- _Task details_
Among the entries, which lines carry the string "Subhabitat"? Copy each of them.

Extracts from a graphics dataset
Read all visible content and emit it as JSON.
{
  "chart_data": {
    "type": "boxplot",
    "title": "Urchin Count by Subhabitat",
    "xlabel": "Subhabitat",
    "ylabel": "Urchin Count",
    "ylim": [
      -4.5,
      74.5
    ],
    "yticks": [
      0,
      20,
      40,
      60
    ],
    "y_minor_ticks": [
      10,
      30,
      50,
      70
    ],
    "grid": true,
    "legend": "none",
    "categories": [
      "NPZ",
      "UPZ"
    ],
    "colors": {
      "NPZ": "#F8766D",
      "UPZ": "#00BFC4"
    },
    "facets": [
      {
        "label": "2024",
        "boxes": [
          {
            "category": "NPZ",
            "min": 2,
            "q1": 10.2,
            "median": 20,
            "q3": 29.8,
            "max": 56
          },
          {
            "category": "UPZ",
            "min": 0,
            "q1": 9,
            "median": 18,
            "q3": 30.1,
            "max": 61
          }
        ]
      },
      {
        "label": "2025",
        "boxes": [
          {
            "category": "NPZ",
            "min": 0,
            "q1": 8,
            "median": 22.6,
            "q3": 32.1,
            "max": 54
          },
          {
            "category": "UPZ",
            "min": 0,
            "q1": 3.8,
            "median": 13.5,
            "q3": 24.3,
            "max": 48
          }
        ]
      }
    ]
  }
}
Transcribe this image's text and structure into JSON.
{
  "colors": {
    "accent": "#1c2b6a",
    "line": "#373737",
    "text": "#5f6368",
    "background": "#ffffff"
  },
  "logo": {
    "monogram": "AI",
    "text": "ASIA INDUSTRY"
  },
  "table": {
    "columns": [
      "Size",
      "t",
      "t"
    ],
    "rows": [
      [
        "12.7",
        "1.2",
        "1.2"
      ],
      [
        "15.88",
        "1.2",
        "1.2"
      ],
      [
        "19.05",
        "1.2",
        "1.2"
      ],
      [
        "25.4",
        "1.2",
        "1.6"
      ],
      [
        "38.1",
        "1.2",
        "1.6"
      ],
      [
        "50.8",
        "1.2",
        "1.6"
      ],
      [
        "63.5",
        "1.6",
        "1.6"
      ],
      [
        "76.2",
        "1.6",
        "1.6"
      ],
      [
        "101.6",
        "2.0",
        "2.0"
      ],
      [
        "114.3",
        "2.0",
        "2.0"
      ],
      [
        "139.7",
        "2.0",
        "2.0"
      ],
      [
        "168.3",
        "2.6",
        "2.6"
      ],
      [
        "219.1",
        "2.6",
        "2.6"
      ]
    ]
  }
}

- _Response to the exercise_
    "title": "Urchin Count by Subhabitat",
    "xlabel": "Subhabitat",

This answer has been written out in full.